■ **Saved entries**

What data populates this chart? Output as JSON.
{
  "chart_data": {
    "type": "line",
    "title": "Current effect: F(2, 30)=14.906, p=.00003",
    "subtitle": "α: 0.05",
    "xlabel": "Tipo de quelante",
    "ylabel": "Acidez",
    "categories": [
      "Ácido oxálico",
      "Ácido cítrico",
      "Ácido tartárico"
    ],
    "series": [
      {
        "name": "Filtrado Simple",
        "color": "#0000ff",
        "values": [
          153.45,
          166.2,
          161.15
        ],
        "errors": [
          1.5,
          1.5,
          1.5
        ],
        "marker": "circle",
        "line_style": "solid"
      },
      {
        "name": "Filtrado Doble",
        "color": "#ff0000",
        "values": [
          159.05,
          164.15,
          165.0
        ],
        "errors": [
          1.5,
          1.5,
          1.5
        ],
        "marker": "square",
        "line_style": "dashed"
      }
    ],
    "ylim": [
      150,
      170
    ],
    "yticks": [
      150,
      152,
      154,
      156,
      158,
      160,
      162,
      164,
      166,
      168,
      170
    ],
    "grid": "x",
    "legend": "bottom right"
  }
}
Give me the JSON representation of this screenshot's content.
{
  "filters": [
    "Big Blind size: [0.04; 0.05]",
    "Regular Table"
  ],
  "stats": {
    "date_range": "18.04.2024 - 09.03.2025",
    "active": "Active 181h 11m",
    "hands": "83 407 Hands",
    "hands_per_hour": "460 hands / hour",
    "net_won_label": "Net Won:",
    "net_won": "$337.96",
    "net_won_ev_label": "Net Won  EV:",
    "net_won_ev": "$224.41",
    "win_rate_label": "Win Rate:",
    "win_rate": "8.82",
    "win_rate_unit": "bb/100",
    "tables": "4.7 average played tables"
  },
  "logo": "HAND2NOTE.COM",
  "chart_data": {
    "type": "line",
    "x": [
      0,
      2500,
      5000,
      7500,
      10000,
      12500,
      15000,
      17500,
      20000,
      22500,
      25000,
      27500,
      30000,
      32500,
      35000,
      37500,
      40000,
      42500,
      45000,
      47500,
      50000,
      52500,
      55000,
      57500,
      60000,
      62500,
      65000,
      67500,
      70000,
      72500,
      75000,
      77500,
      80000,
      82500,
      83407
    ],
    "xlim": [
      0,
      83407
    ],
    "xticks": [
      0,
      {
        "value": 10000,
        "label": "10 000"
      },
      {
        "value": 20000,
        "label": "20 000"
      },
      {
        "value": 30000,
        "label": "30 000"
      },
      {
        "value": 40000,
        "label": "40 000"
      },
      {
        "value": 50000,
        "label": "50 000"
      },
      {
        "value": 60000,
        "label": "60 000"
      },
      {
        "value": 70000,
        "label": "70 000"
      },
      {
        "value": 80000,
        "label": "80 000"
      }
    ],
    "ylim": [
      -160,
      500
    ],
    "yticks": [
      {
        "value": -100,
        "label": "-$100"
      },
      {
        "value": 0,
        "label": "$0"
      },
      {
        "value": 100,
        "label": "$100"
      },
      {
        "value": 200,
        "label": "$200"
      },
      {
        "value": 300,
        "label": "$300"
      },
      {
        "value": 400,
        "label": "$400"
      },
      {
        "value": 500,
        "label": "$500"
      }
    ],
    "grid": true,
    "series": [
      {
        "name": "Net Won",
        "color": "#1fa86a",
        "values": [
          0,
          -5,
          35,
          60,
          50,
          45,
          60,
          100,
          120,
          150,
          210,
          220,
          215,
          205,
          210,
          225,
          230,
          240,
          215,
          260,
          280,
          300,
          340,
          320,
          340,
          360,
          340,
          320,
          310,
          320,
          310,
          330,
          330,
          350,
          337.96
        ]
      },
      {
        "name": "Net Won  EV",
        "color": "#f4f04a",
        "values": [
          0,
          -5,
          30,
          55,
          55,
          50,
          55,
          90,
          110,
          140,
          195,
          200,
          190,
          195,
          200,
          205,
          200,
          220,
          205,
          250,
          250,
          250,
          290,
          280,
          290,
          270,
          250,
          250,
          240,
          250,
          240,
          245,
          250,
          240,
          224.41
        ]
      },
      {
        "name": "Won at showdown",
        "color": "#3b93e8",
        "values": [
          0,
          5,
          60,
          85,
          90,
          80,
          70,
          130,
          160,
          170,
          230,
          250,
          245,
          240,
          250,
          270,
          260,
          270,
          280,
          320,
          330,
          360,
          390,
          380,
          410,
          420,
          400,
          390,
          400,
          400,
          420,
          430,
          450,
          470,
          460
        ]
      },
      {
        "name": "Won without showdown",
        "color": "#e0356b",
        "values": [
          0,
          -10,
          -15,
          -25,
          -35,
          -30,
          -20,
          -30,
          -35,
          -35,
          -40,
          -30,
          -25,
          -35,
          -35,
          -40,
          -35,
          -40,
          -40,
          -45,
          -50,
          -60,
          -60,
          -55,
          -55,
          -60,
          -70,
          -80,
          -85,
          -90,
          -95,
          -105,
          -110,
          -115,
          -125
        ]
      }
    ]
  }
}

■ **Set problem**
Your task is to repeat every line exactly.

■ **Answer to this exercise**
What data populates this chart? Output as JSON.
{
  "chart_data": {
    "type": "line",
    "title": "Current effect: F(2, 30)=14.906, p=.00003",
    "subtitle": "α: 0.05",
    "xlabel": "Tipo de quelante",
    "ylabel": "Acidez",
    "categories": [
      "Ácido oxálico",
      "Ácido cítrico",
      "Ácido tartárico"
    ],
    "series": [
      {
        "name": "Filtrado Simple",
        "color": "#0000ff",
        "values": [
          153.45,
          166.2,
          161.15
        ],
        "errors": [
          1.5,
          1.5,
          1.5
        ],
        "marker": "circle",
        "line_style": "solid"
      },
      {
        "name": "Filtrado Doble",
        "color": "#ff0000",
        "values": [
          159.05,
          164.15,
          165.0
        ],
        "errors": [
          1.5,
          1.5,
          1.5
        ],
        "marker": "square",
        "line_style": "dashed"
      }
    ],
    "ylim": [
      150,
      170
    ],
    "yticks": [
      150,
      152,
      154,
      156,
      158,
      160,
      162,
      164,
      166,
      168,
      170
    ],
    "grid": "x",
    "legend": "bottom right"
  }
}
Give me the JSON representation of this screenshot's content.
{
  "filters": [
    "Big Blind size: [0.04; 0.05]",
    "Regular Table"
  ],
  "stats": {
    "date_range": "18.04.2024 - 09.03.2025",
    "active": "Active 181h 11m",
    "hands": "83 407 Hands",
    "hands_per_hour": "460 hands / hour",
    "net_won_label": "Net Won:",
    "net_won": "$337.96",
    "net_won_ev_label": "Net Won  EV:",
    "net_won_ev": "$224.41",
    "win_rate_label": "Win Rate:",
    "win_rate": "8.82",
    "win_rate_unit": "bb/100",
    "tables": "4.7 average played tables"
  },
  "logo": "HAND2NOTE.COM",
  "chart_data": {
    "type": "line",
    "x": [
      0,
      2500,
      5000,
      7500,
      10000,
      12500,
      15000,
      17500,
      20000,
      22500,
      25000,
      27500,
      30000,
      32500,
      35000,
      37500,
      40000,
      42500,
      45000,
      47500,
      50000,
      52500,
      55000,
      57500,
      60000,
      62500,
      65000,
      67500,
      70000,
      72500,
      75000,
      77500,
      80000,
      82500,
      83407
    ],
    "xlim": [
      0,
      83407
    ],
    "xticks": [
      0,
      {
        "value": 10000,
        "label": "10 000"
      },
      {
        "value": 20000,
        "label": "20 000"
      },
      {
        "value": 30000,
        "label": "30 000"
      },
      {
        "value": 40000,
        "label": "40 000"
      },
      {
        "value": 50000,
        "label": "50 000"
      },
      {
        "value": 60000,
        "label": "60 000"
      },
      {
        "value": 70000,
        "label": "70 000"
      },
      {
        "value": 80000,
        "label": "80 000"
      }
    ],
    "ylim": [
      -160,
      500
    ],
    "yticks": [
      {
        "value": -100,
        "label": "-$100"
      },
      {
        "value": 0,
        "label": "$0"
      },
      {
        "value": 100,
        "label": "$100"
      },
      {
        "value": 200,
        "label": "$200"
      },
      {
        "value": 300,
        "label": "$300"
      },
      {
        "value": 400,
        "label": "$400"
      },
      {
        "value": 500,
        "label": "$500"
      }
    ],
    "grid": true,
    "series": [
      {
        "name": "Net Won",
        "color": "#1fa86a",
        "values": [
          0,
          -5,
          35,
          60,
          50,
          45,
          60,
          100,
          120,
          150,
          210,
          220,
          215,
          205,
          210,
          225,
          230,
          240,
          215,
          260,
          280,
          300,
          340,
          320,
          340,
          360,
          340,
          320,
          310,
          320,
          310,
          330,
          330,
          350,
          337.96
        ]
      },
      {
        "name": "Net Won  EV",
        "color": "#f4f04a",
        "values": [
          0,
          -5,
          30,
          55,
          55,
          50,
          55,
          90,
          110,
          140,
          195,
          200,
          190,
          195,
          200,
          205,
          200,
          220,
          205,
          250,
          250,
          250,
          290,
          280,
          290,
          270,
          250,
          250,
          240,
          250,
          240,
          245,
          250,
          240,
          224.41
        ]
      },
      {
        "name": "Won at showdown",
        "color": "#3b93e8",
        "values": [
          0,
          5,
          60,
          85,
          90,
          80,
          70,
          130,
          160,
          170,
          230,
          250,
          245,
          240,
          250,
          270,
          260,
          270,
          280,
          320,
          330,
          360,
          390,
          380,
          410,
          420,
          400,
          390,
          400,
          400,
          420,
          430,
          450,
          470,
          460
        ]
      },
      {
        "name": "Won without showdown",
        "color": "#e0356b",
        "values": [
          0,
          -10,
          -15,
          -25,
          -35,
          -30,
          -20,
          -30,
          -35,
          -35,
          -40,
          -30,
          -25,
          -35,
          -35,
          -40,
          -35,
          -40,
          -40,
          -45,
          -50,
          -60,
          -60,
          -55,
          -55,
          -60,
          -70,
          -80,
          -85,
          -90,
          -95,
          -105,
          -110,
          -115,
          -125
        ]
      }
    ]
  }
}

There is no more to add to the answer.